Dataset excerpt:
________________

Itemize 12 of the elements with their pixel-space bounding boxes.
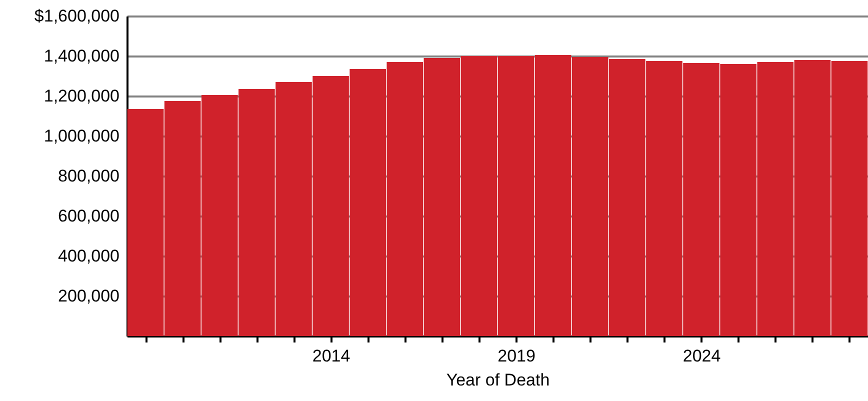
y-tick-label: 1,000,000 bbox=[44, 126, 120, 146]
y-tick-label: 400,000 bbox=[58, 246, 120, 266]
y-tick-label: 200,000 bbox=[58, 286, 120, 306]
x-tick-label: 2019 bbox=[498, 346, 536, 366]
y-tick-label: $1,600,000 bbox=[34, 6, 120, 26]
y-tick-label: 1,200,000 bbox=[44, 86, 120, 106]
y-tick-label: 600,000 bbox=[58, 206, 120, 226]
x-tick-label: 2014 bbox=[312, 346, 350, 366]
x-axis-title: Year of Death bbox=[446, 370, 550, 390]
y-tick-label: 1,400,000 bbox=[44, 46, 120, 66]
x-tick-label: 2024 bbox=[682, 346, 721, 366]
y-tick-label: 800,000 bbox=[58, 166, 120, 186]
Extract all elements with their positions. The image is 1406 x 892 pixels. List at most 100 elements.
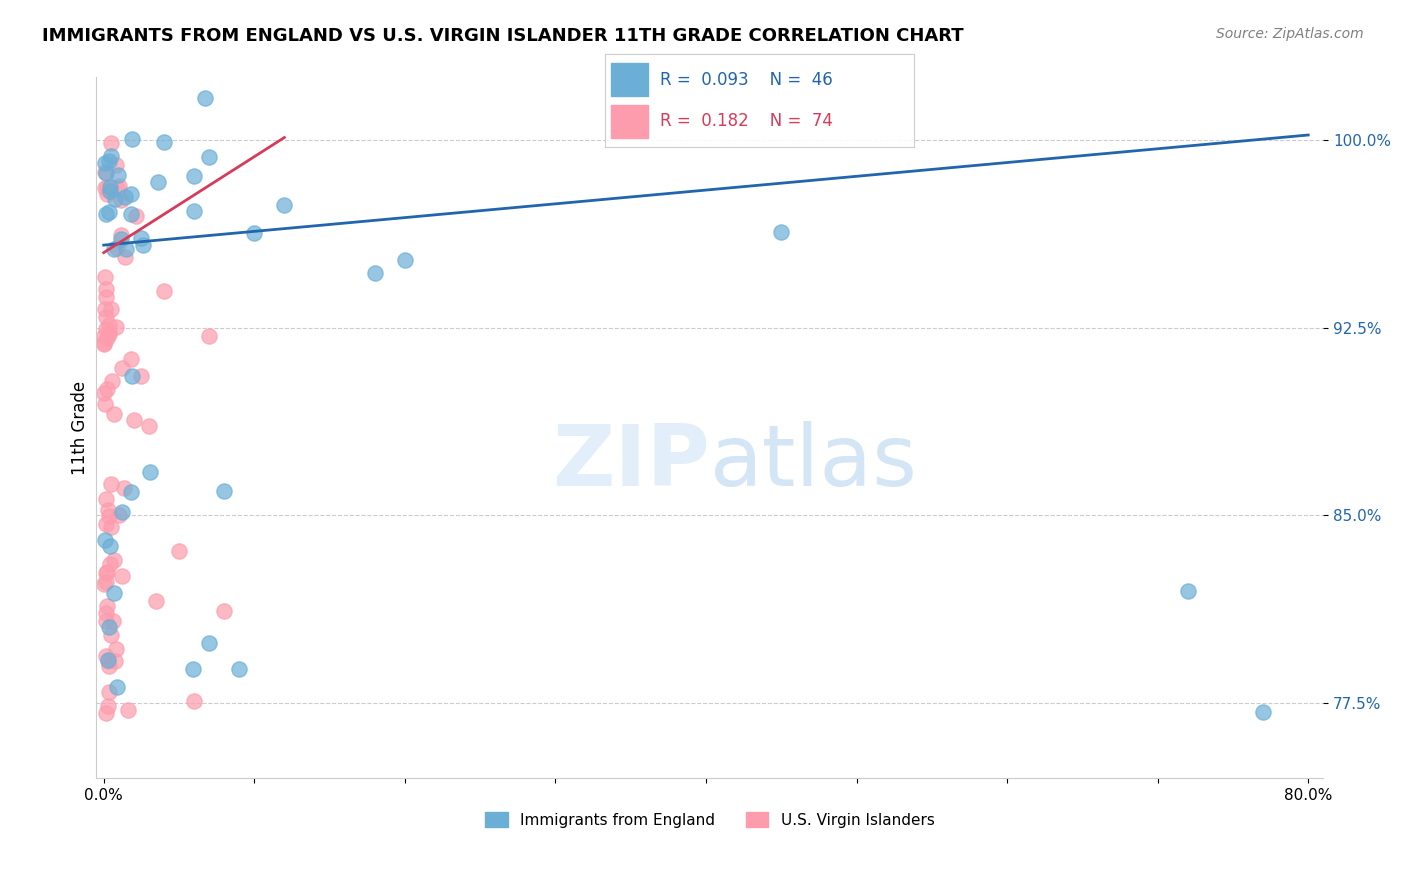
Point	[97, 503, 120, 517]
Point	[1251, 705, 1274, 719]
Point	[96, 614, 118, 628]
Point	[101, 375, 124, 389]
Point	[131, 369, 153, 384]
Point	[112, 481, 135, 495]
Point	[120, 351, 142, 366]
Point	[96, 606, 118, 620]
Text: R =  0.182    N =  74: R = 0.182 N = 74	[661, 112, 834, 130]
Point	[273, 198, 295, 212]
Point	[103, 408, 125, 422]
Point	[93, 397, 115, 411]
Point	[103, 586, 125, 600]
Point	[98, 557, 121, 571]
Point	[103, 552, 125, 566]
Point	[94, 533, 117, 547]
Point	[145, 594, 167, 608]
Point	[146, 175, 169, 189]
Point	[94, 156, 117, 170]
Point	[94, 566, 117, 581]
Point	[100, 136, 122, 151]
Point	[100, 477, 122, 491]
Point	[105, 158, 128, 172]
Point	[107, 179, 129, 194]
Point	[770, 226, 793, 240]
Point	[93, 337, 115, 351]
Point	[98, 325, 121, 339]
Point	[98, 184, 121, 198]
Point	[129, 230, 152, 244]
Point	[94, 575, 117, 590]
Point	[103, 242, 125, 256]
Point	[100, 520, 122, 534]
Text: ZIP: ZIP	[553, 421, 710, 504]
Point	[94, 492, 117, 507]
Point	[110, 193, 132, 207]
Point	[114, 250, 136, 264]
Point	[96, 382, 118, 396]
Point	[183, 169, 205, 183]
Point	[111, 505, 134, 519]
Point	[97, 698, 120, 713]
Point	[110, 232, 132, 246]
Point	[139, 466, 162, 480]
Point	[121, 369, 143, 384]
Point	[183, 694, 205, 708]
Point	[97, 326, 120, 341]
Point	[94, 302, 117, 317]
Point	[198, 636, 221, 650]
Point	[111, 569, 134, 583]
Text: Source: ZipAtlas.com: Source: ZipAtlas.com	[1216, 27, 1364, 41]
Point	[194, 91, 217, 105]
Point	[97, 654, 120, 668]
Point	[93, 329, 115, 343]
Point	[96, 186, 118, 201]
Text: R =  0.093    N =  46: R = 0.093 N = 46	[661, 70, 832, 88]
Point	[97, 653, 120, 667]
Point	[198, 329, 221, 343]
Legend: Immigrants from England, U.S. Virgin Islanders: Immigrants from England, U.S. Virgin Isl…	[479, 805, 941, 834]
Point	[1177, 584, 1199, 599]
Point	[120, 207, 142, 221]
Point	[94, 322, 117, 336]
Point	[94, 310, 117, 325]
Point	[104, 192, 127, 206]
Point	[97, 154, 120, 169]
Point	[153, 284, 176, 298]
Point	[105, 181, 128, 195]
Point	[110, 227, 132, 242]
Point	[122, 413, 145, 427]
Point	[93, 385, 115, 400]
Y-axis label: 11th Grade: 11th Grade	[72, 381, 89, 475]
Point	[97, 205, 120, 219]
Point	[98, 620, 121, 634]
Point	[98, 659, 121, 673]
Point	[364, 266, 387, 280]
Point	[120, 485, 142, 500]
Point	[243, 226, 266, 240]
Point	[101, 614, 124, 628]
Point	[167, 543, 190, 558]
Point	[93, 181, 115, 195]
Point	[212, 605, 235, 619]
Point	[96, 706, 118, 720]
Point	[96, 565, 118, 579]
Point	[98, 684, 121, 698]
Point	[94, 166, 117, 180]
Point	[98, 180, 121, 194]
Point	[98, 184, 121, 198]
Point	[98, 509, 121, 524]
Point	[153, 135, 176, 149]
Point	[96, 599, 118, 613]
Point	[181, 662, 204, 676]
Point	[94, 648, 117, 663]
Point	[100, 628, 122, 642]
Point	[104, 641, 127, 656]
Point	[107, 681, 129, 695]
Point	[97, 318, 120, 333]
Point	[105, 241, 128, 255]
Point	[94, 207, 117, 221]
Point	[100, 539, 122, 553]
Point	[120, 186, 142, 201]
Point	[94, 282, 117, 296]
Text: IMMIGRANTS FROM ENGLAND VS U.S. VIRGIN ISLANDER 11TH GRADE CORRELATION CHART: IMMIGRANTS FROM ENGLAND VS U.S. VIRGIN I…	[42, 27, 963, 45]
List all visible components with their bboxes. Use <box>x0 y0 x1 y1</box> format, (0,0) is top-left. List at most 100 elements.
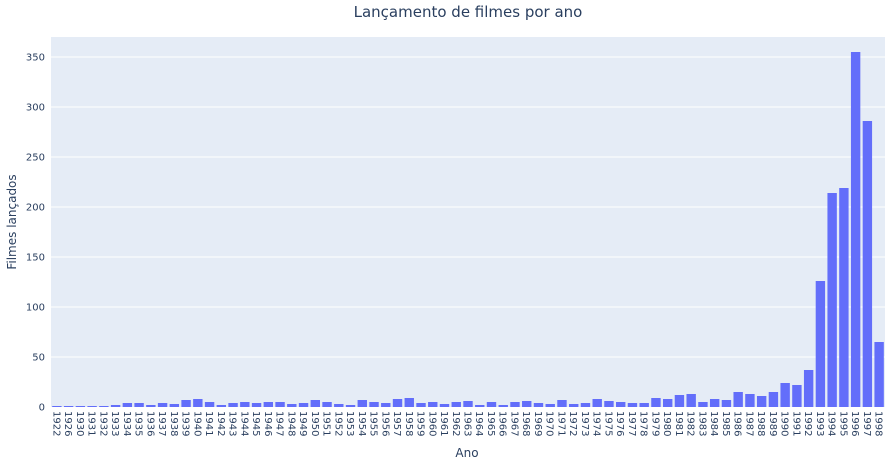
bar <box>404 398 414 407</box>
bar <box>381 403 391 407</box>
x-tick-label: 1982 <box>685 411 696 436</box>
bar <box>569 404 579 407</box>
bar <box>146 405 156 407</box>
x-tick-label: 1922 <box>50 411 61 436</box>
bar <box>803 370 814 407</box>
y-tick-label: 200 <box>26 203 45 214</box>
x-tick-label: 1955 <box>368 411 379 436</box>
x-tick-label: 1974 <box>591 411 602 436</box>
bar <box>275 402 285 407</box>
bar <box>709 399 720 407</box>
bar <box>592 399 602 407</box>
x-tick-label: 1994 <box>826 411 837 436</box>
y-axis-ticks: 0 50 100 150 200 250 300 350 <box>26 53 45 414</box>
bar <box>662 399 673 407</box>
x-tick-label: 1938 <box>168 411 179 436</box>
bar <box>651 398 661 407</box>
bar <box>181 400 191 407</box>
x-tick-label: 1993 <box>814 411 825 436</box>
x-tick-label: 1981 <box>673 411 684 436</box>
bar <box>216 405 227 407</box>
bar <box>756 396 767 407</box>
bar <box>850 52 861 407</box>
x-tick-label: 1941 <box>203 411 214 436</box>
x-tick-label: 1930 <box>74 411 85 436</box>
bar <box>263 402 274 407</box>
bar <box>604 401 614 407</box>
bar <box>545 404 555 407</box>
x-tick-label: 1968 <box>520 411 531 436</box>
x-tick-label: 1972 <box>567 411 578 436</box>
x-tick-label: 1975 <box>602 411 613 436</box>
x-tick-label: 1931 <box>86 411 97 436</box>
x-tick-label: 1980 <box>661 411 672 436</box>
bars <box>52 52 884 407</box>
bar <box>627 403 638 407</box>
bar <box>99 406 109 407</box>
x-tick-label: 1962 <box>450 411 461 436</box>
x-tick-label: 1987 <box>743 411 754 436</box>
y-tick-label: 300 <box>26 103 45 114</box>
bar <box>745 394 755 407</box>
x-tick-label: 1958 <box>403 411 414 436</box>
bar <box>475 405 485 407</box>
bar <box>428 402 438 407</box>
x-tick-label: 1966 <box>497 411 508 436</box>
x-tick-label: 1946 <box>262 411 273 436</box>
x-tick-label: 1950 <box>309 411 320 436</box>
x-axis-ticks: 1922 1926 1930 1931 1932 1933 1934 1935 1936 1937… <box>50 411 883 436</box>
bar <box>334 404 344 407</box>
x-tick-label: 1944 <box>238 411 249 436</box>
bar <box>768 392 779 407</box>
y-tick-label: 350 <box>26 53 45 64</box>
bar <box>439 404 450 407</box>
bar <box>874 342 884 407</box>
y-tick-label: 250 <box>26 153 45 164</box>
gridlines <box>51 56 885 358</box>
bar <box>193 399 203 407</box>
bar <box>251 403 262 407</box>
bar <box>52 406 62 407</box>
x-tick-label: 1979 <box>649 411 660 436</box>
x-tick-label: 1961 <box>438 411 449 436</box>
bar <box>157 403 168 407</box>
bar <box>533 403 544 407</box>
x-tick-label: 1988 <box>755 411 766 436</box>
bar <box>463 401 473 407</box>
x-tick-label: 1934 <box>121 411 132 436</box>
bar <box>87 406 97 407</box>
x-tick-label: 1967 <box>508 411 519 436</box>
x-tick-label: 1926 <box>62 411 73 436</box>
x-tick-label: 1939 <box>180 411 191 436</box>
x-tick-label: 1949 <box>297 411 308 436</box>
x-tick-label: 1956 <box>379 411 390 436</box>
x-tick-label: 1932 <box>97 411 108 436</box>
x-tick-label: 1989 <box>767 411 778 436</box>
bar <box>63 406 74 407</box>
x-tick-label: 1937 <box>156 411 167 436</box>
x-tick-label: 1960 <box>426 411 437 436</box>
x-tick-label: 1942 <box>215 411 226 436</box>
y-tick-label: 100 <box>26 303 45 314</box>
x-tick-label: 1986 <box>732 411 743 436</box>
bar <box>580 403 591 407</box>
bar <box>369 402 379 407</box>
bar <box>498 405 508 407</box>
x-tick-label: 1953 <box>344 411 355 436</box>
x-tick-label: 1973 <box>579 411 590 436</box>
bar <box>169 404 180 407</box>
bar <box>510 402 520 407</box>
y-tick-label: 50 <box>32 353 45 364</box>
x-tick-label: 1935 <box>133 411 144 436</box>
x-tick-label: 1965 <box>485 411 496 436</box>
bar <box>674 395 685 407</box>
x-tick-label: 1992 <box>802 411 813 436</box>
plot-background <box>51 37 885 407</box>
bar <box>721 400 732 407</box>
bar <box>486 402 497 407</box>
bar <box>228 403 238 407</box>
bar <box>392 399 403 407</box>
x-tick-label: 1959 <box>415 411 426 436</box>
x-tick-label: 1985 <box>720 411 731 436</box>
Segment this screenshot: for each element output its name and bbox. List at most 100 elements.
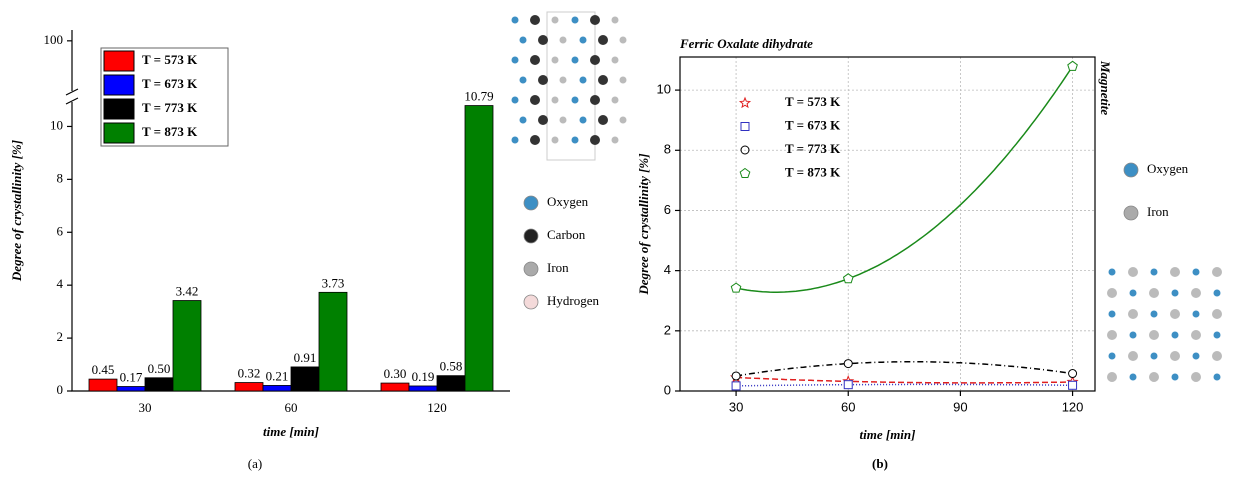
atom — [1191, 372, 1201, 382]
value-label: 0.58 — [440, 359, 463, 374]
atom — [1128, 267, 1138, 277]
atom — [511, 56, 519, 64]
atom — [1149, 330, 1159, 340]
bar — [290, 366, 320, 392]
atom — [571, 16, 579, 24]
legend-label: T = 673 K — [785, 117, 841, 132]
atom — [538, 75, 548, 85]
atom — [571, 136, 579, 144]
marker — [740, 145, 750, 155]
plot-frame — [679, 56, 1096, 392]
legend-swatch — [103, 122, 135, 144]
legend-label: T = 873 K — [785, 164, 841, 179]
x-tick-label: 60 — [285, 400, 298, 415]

________________

WHAT YOU WILL DO:
Select every line in the material above that contains the string "plot" and copy each one.

ANSWER TO THIS TASK:
plot-background <box>51 37 885 407</box>
plot-frame — [679, 56, 1096, 392]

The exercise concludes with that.